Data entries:
┌──

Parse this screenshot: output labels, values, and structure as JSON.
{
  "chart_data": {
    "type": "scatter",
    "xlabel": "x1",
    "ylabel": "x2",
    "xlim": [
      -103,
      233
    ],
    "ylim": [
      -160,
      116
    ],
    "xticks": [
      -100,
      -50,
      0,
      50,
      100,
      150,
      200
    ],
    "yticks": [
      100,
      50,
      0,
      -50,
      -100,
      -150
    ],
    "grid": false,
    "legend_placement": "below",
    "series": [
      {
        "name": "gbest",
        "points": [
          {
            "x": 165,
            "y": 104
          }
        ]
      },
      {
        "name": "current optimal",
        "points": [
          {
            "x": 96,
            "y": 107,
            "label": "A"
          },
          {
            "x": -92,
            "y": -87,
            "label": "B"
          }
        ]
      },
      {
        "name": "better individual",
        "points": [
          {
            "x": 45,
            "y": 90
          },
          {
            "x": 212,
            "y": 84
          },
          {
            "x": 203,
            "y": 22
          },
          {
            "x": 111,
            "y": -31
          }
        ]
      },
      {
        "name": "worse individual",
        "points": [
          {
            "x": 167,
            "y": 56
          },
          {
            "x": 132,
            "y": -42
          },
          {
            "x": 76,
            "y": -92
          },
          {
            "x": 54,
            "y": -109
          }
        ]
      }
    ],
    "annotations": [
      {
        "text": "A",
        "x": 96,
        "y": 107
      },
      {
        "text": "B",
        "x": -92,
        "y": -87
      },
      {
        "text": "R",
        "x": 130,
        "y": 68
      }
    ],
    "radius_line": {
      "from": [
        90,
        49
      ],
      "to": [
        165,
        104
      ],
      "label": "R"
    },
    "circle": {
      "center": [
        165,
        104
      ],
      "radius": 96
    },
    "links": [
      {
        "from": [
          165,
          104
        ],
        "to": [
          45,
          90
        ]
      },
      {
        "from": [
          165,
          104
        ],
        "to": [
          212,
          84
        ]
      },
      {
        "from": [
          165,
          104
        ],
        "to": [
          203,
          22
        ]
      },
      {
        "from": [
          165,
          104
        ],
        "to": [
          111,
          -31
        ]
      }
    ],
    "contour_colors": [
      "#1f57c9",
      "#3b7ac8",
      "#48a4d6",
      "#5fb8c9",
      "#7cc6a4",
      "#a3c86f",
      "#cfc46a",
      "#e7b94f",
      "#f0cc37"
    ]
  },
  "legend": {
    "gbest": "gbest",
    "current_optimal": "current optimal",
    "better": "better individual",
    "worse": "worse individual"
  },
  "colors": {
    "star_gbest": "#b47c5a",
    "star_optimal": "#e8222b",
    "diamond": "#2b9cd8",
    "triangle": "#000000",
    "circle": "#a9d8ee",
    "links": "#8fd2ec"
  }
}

└──

Repeat the material in full, exactly as it stands.

Parse this screenshot: output labels, values, and structure as JSON.
{
  "chart_data": {
    "type": "scatter",
    "xlabel": "x1",
    "ylabel": "x2",
    "xlim": [
      -103,
      233
    ],
    "ylim": [
      -160,
      116
    ],
    "xticks": [
      -100,
      -50,
      0,
      50,
      100,
      150,
      200
    ],
    "yticks": [
      100,
      50,
      0,
      -50,
      -100,
      -150
    ],
    "grid": false,
    "legend_placement": "below",
    "series": [
      {
        "name": "gbest",
        "points": [
          {
            "x": 165,
            "y": 104
          }
        ]
      },
      {
        "name": "current optimal",
        "points": [
          {
            "x": 96,
            "y": 107,
            "label": "A"
          },
          {
            "x": -92,
            "y": -87,
            "label": "B"
          }
        ]
      },
      {
        "name": "better individual",
        "points": [
          {
            "x": 45,
            "y": 90
          },
          {
            "x": 212,
            "y": 84
          },
          {
            "x": 203,
            "y": 22
          },
          {
            "x": 111,
            "y": -31
          }
        ]
      },
      {
        "name": "worse individual",
        "points": [
          {
            "x": 167,
            "y": 56
          },
          {
            "x": 132,
            "y": -42
          },
          {
            "x": 76,
            "y": -92
          },
          {
            "x": 54,
            "y": -109
          }
        ]
      }
    ],
    "annotations": [
      {
        "text": "A",
        "x": 96,
        "y": 107
      },
      {
        "text": "B",
        "x": -92,
        "y": -87
      },
      {
        "text": "R",
        "x": 130,
        "y": 68
      }
    ],
    "radius_line": {
      "from": [
        90,
        49
      ],
      "to": [
        165,
        104
      ],
      "label": "R"
    },
    "circle": {
      "center": [
        165,
        104
      ],
      "radius": 96
    },
    "links": [
      {
        "from": [
          165,
          104
        ],
        "to": [
          45,
          90
        ]
      },
      {
        "from": [
          165,
          104
        ],
        "to": [
          212,
          84
        ]
      },
      {
        "from": [
          165,
          104
        ],
        "to": [
          203,
          22
        ]
      },
      {
        "from": [
          165,
          104
        ],
        "to": [
          111,
          -31
        ]
      }
    ],
    "contour_colors": [
      "#1f57c9",
      "#3b7ac8",
      "#48a4d6",
      "#5fb8c9",
      "#7cc6a4",
      "#a3c86f",
      "#cfc46a",
      "#e7b94f",
      "#f0cc37"
    ]
  },
  "legend": {
    "gbest": "gbest",
    "current_optimal": "current optimal",
    "better": "better individual",
    "worse": "worse individual"
  },
  "colors": {
    "star_gbest": "#b47c5a",
    "star_optimal": "#e8222b",
    "diamond": "#2b9cd8",
    "triangle": "#000000",
    "circle": "#a9d8ee",
    "links": "#8fd2ec"
  }
}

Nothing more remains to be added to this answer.